§ Requirements: What is needed is the run of lines from the one with "Extract all readable text from this page." through the close of the data, set down exactly.

▼

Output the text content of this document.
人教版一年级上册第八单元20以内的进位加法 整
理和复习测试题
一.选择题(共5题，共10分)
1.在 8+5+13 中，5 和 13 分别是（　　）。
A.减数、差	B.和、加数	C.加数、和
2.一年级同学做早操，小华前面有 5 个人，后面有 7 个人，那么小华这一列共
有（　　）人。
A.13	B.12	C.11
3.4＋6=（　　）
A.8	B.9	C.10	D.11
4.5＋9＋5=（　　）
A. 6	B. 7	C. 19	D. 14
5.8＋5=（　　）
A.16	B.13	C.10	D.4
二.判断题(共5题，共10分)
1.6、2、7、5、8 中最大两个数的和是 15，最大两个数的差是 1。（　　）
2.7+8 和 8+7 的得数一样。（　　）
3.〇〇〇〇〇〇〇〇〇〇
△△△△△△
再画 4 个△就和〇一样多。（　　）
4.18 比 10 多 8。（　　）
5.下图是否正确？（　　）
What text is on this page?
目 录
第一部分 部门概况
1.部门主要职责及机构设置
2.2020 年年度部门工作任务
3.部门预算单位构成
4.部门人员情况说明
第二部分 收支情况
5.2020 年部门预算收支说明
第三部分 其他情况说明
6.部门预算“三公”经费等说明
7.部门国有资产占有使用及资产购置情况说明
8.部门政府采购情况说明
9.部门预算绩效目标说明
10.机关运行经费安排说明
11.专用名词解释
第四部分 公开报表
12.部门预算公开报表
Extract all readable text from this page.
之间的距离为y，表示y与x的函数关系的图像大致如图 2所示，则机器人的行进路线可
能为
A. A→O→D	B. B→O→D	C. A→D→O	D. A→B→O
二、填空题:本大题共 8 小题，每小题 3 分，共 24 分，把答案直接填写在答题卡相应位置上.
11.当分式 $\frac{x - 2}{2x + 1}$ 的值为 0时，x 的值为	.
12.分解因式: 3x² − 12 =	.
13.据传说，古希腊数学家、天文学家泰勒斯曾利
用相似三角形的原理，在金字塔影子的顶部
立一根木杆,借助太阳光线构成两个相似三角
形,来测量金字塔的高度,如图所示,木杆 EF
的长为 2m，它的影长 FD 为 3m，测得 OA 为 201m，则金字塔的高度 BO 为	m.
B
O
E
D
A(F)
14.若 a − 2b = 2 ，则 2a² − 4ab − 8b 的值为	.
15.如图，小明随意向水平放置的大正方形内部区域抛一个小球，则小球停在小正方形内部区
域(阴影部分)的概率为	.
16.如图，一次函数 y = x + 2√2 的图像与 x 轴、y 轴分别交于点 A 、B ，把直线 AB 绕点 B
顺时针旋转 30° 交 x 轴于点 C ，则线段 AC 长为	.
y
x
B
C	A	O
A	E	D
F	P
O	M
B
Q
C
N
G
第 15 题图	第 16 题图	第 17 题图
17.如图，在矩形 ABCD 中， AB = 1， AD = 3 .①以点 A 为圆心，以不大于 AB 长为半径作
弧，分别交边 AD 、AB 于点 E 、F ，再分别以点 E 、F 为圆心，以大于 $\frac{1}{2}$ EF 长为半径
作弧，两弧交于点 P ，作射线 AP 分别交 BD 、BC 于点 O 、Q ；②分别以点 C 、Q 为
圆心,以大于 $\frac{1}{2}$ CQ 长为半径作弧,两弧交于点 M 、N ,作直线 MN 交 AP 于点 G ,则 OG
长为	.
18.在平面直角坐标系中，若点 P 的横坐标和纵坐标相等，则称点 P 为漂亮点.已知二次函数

▲

§ Solution:
Extract all readable text from this page.
之间的距离为y，表示y与x的函数关系的图像大致如图 2所示，则机器人的行进路线可
能为
A. A→O→D	B. B→O→D	C. A→D→O	D. A→B→O
二、填空题:本大题共 8 小题，每小题 3 分，共 24 分，把答案直接填写在答题卡相应位置上.
11.当分式 $\frac{x - 2}{2x + 1}$ 的值为 0时，x 的值为	.
12.分解因式: 3x² − 12 =	.
13.据传说，古希腊数学家、天文学家泰勒斯曾利
用相似三角形的原理，在金字塔影子的顶部
立一根木杆,借助太阳光线构成两个相似三角
形,来测量金字塔的高度,如图所示,木杆 EF
的长为 2m，它的影长 FD 为 3m，测得 OA 为 201m，则金字塔的高度 BO 为	m.
B
O
E
D
A(F)
14.若 a − 2b = 2 ，则 2a² − 4ab − 8b 的值为	.
15.如图，小明随意向水平放置的大正方形内部区域抛一个小球，则小球停在小正方形内部区
域(阴影部分)的概率为	.
16.如图，一次函数 y = x + 2√2 的图像与 x 轴、y 轴分别交于点 A 、B ，把直线 AB 绕点 B
顺时针旋转 30° 交 x 轴于点 C ，则线段 AC 长为	.
y
x
B
C	A	O
A	E	D
F	P
O	M
B
Q
C
N
G
第 15 题图	第 16 题图	第 17 题图
17.如图，在矩形 ABCD 中， AB = 1， AD = 3 .①以点 A 为圆心，以不大于 AB 长为半径作
弧，分别交边 AD 、AB 于点 E 、F ，再分别以点 E 、F 为圆心，以大于 $\frac{1}{2}$ EF 长为半径
作弧，两弧交于点 P ，作射线 AP 分别交 BD 、BC 于点 O 、Q ；②分别以点 C 、Q 为
圆心,以大于 $\frac{1}{2}$ CQ 长为半径作弧,两弧交于点 M 、N ,作直线 MN 交 AP 于点 G ,则 OG
长为	.
18.在平面直角坐标系中，若点 P 的横坐标和纵坐标相等，则称点 P 为漂亮点.已知二次函数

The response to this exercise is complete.